Directions for this task: Extract every line below that contains the word "registered".

Supplied records:
◆ ◆ ◆ ◆

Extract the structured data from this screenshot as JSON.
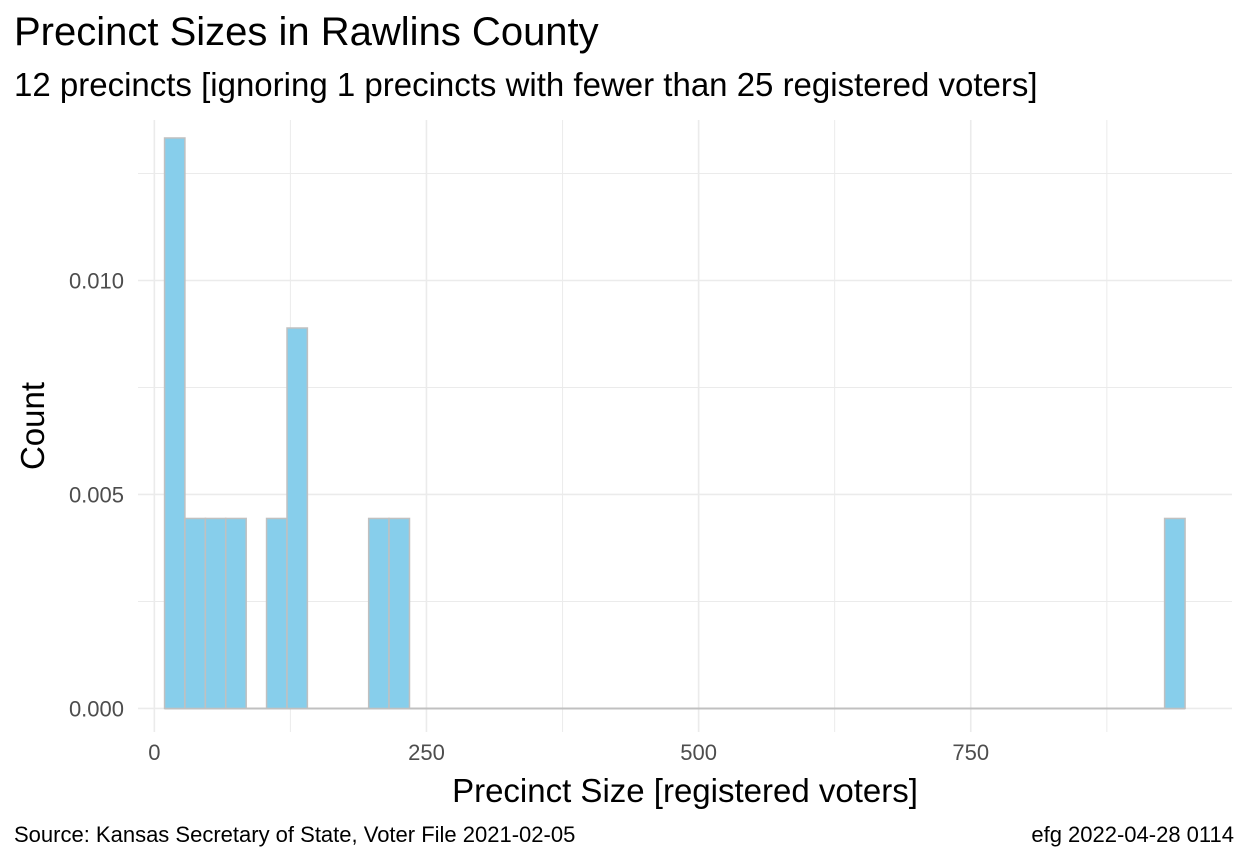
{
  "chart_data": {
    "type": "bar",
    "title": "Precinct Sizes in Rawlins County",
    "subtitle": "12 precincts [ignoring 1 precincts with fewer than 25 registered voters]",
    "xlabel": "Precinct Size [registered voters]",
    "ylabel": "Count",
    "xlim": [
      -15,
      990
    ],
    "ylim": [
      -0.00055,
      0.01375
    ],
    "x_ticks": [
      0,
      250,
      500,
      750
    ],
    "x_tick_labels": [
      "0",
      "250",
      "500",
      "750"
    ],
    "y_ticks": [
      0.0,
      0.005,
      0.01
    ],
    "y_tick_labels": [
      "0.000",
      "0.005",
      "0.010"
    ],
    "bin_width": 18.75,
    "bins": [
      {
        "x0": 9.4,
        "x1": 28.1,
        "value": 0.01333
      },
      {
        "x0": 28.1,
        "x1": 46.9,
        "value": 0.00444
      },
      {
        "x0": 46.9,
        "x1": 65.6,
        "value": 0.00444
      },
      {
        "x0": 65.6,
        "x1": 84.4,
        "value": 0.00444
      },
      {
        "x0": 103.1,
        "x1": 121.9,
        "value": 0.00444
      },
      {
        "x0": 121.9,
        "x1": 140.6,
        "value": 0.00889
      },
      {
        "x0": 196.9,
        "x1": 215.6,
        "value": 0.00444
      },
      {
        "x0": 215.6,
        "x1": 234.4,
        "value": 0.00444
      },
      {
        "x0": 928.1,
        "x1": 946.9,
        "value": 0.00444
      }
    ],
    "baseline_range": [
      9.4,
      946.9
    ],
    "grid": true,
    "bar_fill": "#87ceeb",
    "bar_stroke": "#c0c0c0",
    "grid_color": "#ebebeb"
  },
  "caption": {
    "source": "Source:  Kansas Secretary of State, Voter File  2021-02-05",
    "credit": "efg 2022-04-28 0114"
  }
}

◆ ◆ ◆ ◆

Result of this exercise:
    "subtitle": "12 precincts [ignoring 1 precincts with fewer than 25 registered voters]",
    "xlabel": "Precinct Size [registered voters]",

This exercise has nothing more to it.